_WHAT YOU SHOULD DO_
Write out all the entries word for word, but skip any images.
== GIVEN RECORDS ==
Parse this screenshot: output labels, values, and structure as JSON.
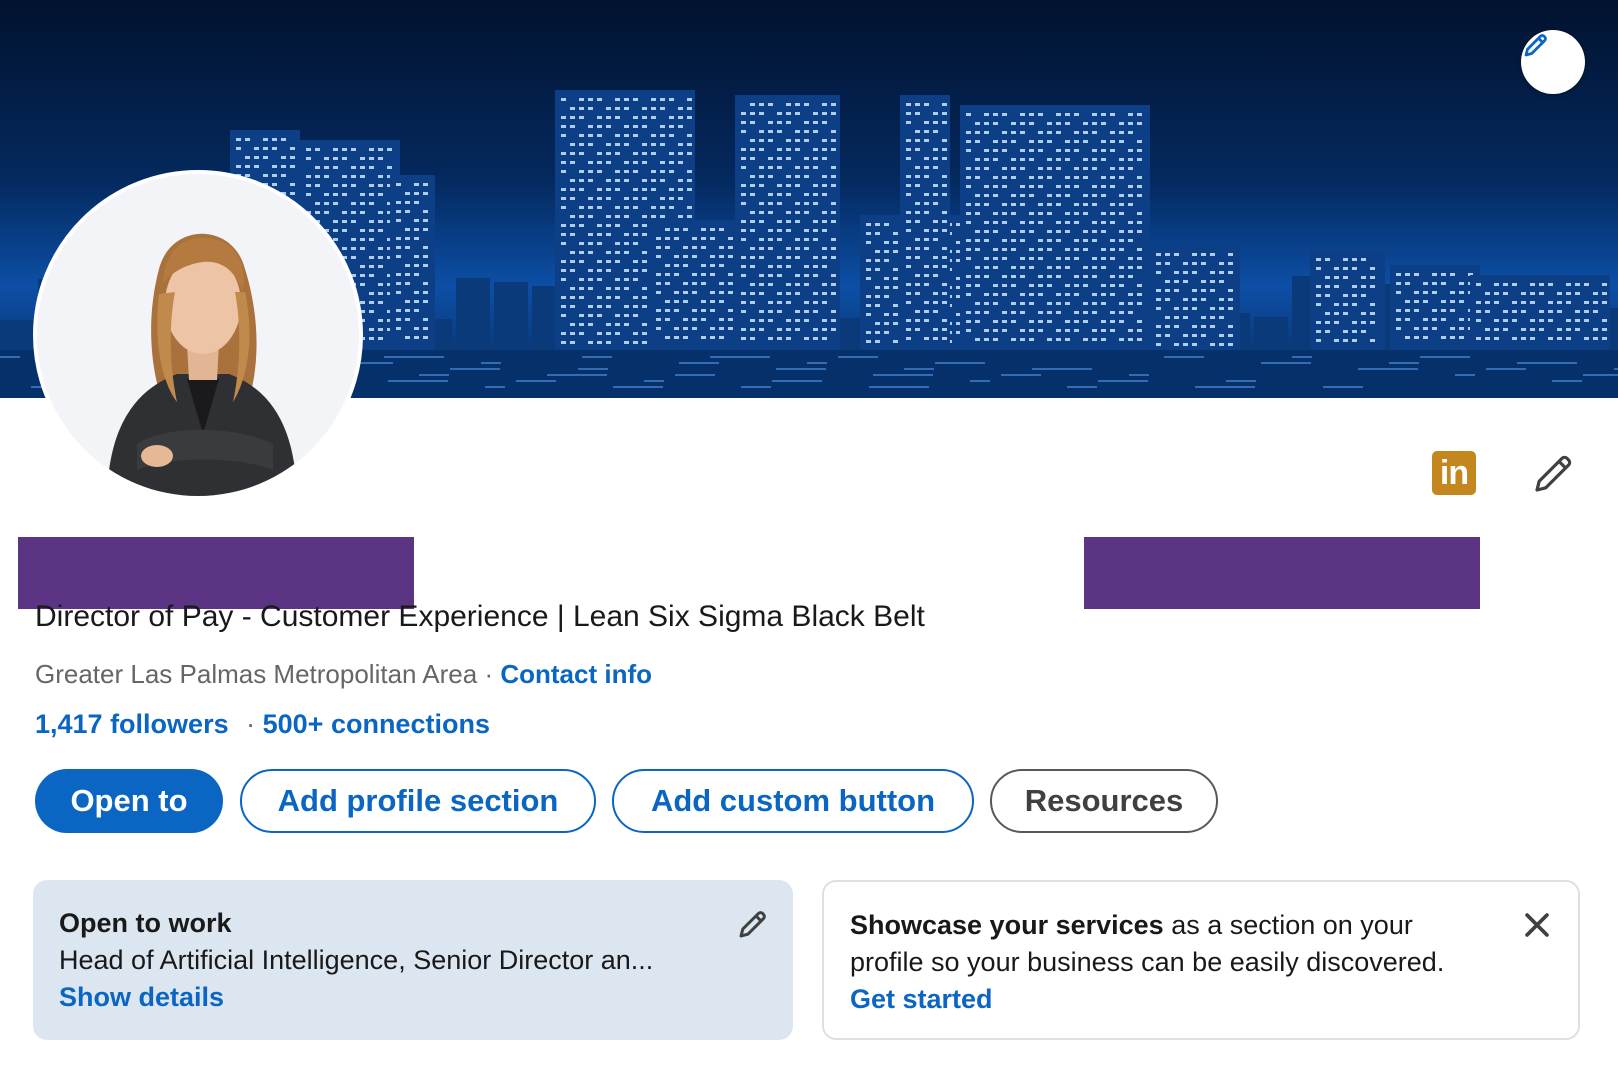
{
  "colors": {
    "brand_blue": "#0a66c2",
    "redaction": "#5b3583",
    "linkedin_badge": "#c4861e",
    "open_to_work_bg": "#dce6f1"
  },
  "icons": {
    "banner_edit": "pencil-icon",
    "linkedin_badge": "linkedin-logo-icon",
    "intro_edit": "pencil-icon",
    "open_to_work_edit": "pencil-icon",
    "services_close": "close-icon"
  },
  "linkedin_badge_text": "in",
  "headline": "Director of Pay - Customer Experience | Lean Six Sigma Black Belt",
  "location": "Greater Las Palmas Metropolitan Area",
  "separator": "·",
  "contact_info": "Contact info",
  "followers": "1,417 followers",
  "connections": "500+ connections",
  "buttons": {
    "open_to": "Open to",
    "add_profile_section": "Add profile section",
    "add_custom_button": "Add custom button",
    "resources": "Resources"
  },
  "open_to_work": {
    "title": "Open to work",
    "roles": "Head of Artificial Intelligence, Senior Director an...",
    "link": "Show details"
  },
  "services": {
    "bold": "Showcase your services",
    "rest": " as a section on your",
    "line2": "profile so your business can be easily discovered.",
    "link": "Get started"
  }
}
===
_EXERCISE RESPONSE_
Parse this screenshot: output labels, values, and structure as JSON.
{
  "colors": {
    "brand_blue": "#0a66c2",
    "redaction": "#5b3583",
    "linkedin_badge": "#c4861e",
    "open_to_work_bg": "#dce6f1"
  },
  "icons": {
    "banner_edit": "pencil-icon",
    "linkedin_badge": "linkedin-logo-icon",
    "intro_edit": "pencil-icon",
    "open_to_work_edit": "pencil-icon",
    "services_close": "close-icon"
  },
  "linkedin_badge_text": "in",
  "headline": "Director of Pay - Customer Experience | Lean Six Sigma Black Belt",
  "location": "Greater Las Palmas Metropolitan Area",
  "separator": "·",
  "contact_info": "Contact info",
  "followers": "1,417 followers",
  "connections": "500+ connections",
  "buttons": {
    "open_to": "Open to",
    "add_profile_section": "Add profile section",
    "add_custom_button": "Add custom button",
    "resources": "Resources"
  },
  "open_to_work": {
    "title": "Open to work",
    "roles": "Head of Artificial Intelligence, Senior Director an...",
    "link": "Show details"
  },
  "services": {
    "bold": "Showcase your services",
    "rest": " as a section on your",
    "line2": "profile so your business can be easily discovered.",
    "link": "Get started"
  }
}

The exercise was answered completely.